The problem: Exclude images, then output the remaining data verbatim.

** begin Entries provided **

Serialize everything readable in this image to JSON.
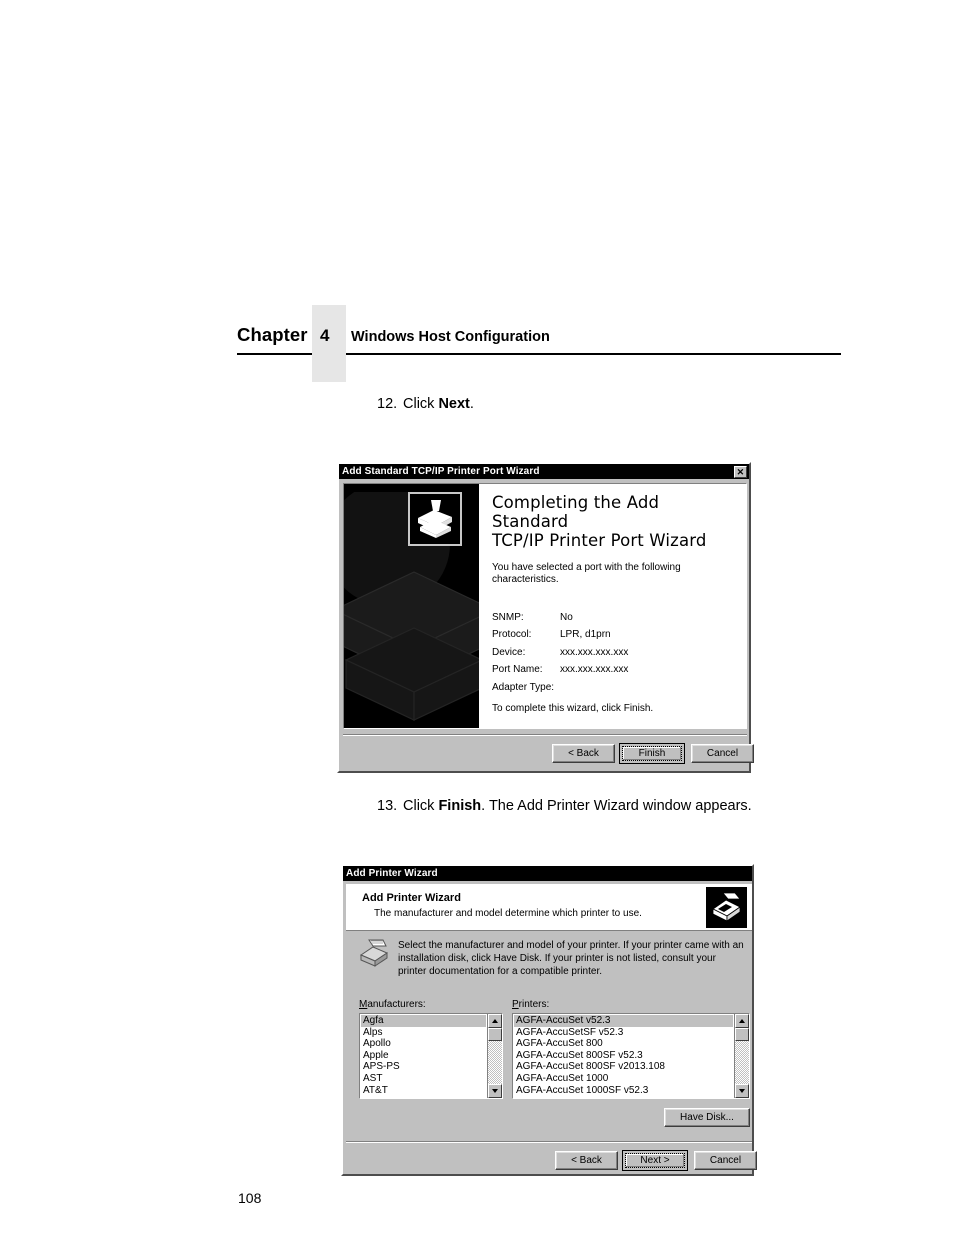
{
  "page": {
    "chapter_word": "Chapter",
    "chapter_number": "4",
    "chapter_title": "Windows Host Configuration",
    "page_number": "108"
  },
  "steps": {
    "step12": {
      "number": "12.",
      "text_before": "Click ",
      "bold": "Next",
      "text_after": "."
    },
    "step13": {
      "number": "13.",
      "text_before": "Click ",
      "bold": "Finish",
      "text_after": ". The Add Printer Wizard window appears."
    }
  },
  "tcpip_wizard": {
    "titlebar": "Add Standard TCP/IP Printer Port Wizard",
    "close_label": "✕",
    "heading_line1": "Completing the Add Standard",
    "heading_line2": "TCP/IP Printer Port Wizard",
    "subtitle": "You have selected a port with the following characteristics.",
    "characteristics": [
      {
        "label": "SNMP:",
        "value": "No"
      },
      {
        "label": "Protocol:",
        "value": "LPR, d1prn"
      },
      {
        "label": "Device:",
        "value": "xxx.xxx.xxx.xxx"
      },
      {
        "label": "Port Name:",
        "value": "xxx.xxx.xxx.xxx"
      },
      {
        "label": "Adapter Type:",
        "value": ""
      }
    ],
    "footnote": "To complete this wizard, click Finish.",
    "buttons": {
      "back": "< Back",
      "finish": "Finish",
      "cancel": "Cancel"
    }
  },
  "add_printer_wizard": {
    "titlebar": "Add Printer Wizard",
    "banner_title": "Add Printer Wizard",
    "banner_subtitle": "The manufacturer and model determine which printer to use.",
    "note": "Select the manufacturer and model of your printer. If your printer came with an installation disk, click Have Disk. If your printer is not listed, consult your printer documentation for a compatible printer.",
    "manufacturers_label": "Manufacturers:",
    "printers_label": "Printers:",
    "manufacturers": [
      "Agfa",
      "Alps",
      "Apollo",
      "Apple",
      "APS-PS",
      "AST",
      "AT&T"
    ],
    "manufacturers_selected": "Agfa",
    "printers": [
      "AGFA-AccuSet v52.3",
      "AGFA-AccuSetSF v52.3",
      "AGFA-AccuSet 800",
      "AGFA-AccuSet 800SF v52.3",
      "AGFA-AccuSet 800SF v2013.108",
      "AGFA-AccuSet 1000",
      "AGFA-AccuSet 1000SF v52.3"
    ],
    "printers_selected": "AGFA-AccuSet v52.3",
    "have_disk_button": "Have Disk...",
    "buttons": {
      "back": "< Back",
      "next": "Next >",
      "cancel": "Cancel"
    }
  },
  "colors": {
    "dialog_face": "#c0c0c0",
    "titlebar": "#000000",
    "chapter_tab": "#e6e6e6",
    "selection": "#c0c0c0"
  }
}
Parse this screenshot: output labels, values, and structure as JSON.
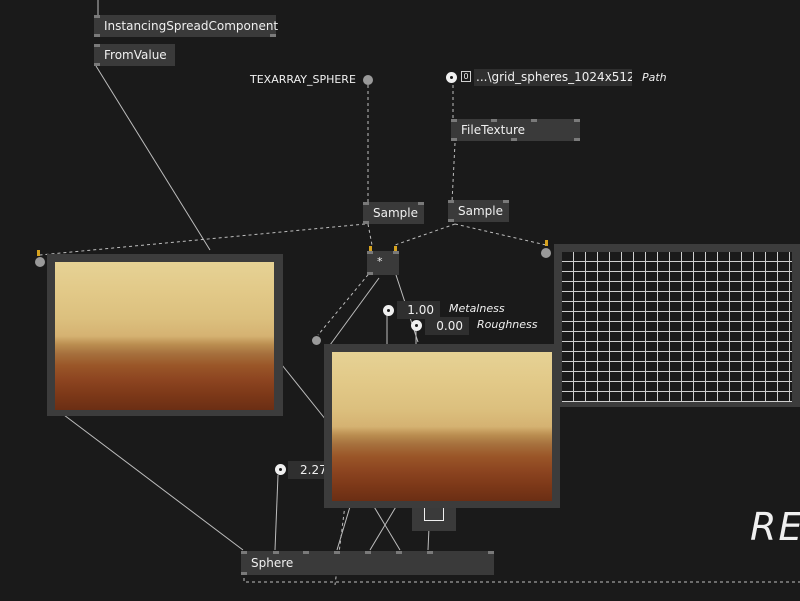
{
  "nodes": {
    "instancing": "InstancingSpreadComponent",
    "fromvalue": "FromValue",
    "filetexture": "FileTexture",
    "sample1": "Sample",
    "sample2": "Sample",
    "multiply": "*",
    "sphere": "Sphere"
  },
  "labels": {
    "texarray": "TEXARRAY_SPHERE",
    "path_value": "...\\grid_spheres_1024x512.",
    "path_label": "Path",
    "path_index": "0",
    "metalness_value": "1.00",
    "metalness_label": "Metalness",
    "roughness_value": "0.00",
    "roughness_label": "Roughness",
    "size_value": "2.27",
    "big_text": "RE"
  },
  "colors": {
    "background": "#1a1a1a",
    "node": "#3a3a3a",
    "wire": "#bdbdbd",
    "pin_accent": "#d6a21e"
  }
}
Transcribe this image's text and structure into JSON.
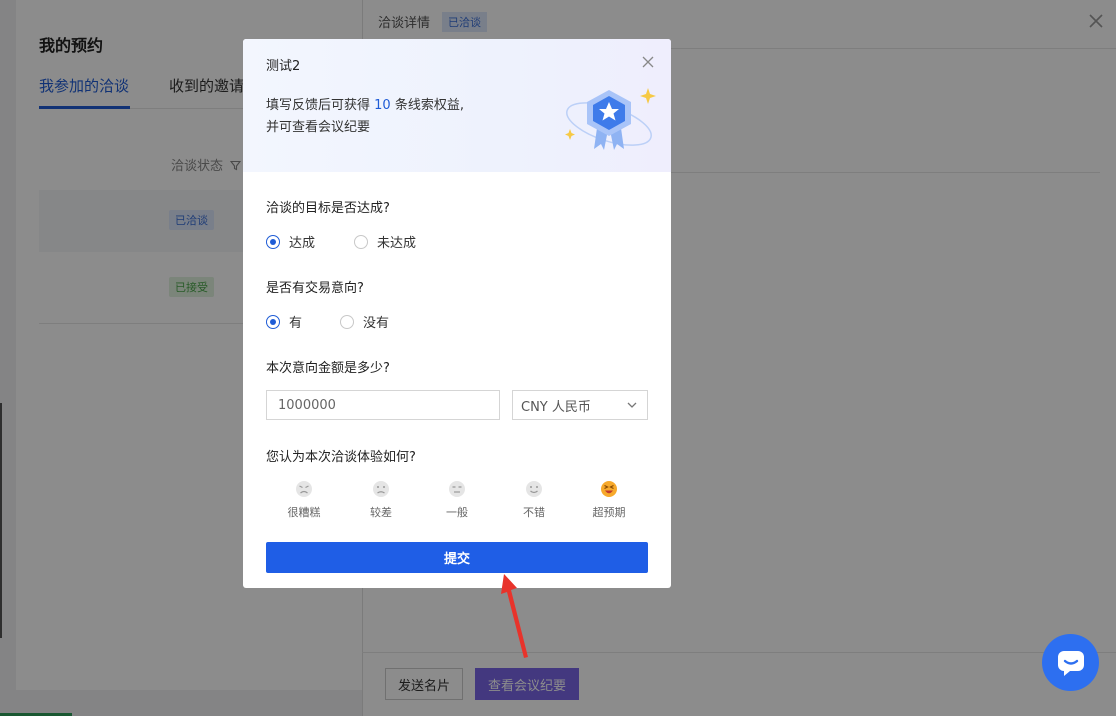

** end Entries provided **

Solution below:
Serialize everything readable in this image to JSON.
{
  "page": {
    "chapter_word": "Chapter",
    "chapter_number": "4",
    "chapter_title": "Windows Host Configuration",
    "page_number": "108"
  },
  "steps": {
    "step12": {
      "number": "12.",
      "text_before": "Click ",
      "bold": "Next",
      "text_after": "."
    },
    "step13": {
      "number": "13.",
      "text_before": "Click ",
      "bold": "Finish",
      "text_after": ". The Add Printer Wizard window appears."
    }
  },
  "tcpip_wizard": {
    "titlebar": "Add Standard TCP/IP Printer Port Wizard",
    "close_label": "✕",
    "heading_line1": "Completing the Add Standard",
    "heading_line2": "TCP/IP Printer Port Wizard",
    "subtitle": "You have selected a port with the following characteristics.",
    "characteristics": [
      {
        "label": "SNMP:",
        "value": "No"
      },
      {
        "label": "Protocol:",
        "value": "LPR, d1prn"
      },
      {
        "label": "Device:",
        "value": "xxx.xxx.xxx.xxx"
      },
      {
        "label": "Port Name:",
        "value": "xxx.xxx.xxx.xxx"
      },
      {
        "label": "Adapter Type:",
        "value": ""
      }
    ],
    "footnote": "To complete this wizard, click Finish.",
    "buttons": {
      "back": "< Back",
      "finish": "Finish",
      "cancel": "Cancel"
    }
  },
  "add_printer_wizard": {
    "titlebar": "Add Printer Wizard",
    "banner_title": "Add Printer Wizard",
    "banner_subtitle": "The manufacturer and model determine which printer to use.",
    "note": "Select the manufacturer and model of your printer. If your printer came with an installation disk, click Have Disk. If your printer is not listed, consult your printer documentation for a compatible printer.",
    "manufacturers_label": "Manufacturers:",
    "printers_label": "Printers:",
    "manufacturers": [
      "Agfa",
      "Alps",
      "Apollo",
      "Apple",
      "APS-PS",
      "AST",
      "AT&T"
    ],
    "manufacturers_selected": "Agfa",
    "printers": [
      "AGFA-AccuSet v52.3",
      "AGFA-AccuSetSF v52.3",
      "AGFA-AccuSet 800",
      "AGFA-AccuSet 800SF v52.3",
      "AGFA-AccuSet 800SF v2013.108",
      "AGFA-AccuSet 1000",
      "AGFA-AccuSet 1000SF v52.3"
    ],
    "printers_selected": "AGFA-AccuSet v52.3",
    "have_disk_button": "Have Disk...",
    "buttons": {
      "back": "< Back",
      "next": "Next >",
      "cancel": "Cancel"
    }
  },
  "colors": {
    "dialog_face": "#c0c0c0",
    "titlebar": "#000000",
    "chapter_tab": "#e6e6e6",
    "selection": "#c0c0c0"
  }
}
Parse this screenshot: output labels, values, and structure as JSON.
{
  "nodes": {
    "instancing": "InstancingSpreadComponent",
    "fromvalue": "FromValue",
    "filetexture": "FileTexture",
    "sample1": "Sample",
    "sample2": "Sample",
    "multiply": "*",
    "sphere": "Sphere"
  },
  "labels": {
    "texarray": "TEXARRAY_SPHERE",
    "path_value": "...\\grid_spheres_1024x512.",
    "path_label": "Path",
    "path_index": "0",
    "metalness_value": "1.00",
    "metalness_label": "Metalness",
    "roughness_value": "0.00",
    "roughness_label": "Roughness",
    "size_value": "2.27",
    "big_text": "RE"
  },
  "colors": {
    "background": "#1a1a1a",
    "node": "#3a3a3a",
    "wire": "#bdbdbd",
    "pin_accent": "#d6a21e"
  }
}
Transcribe this image's text and structure into JSON.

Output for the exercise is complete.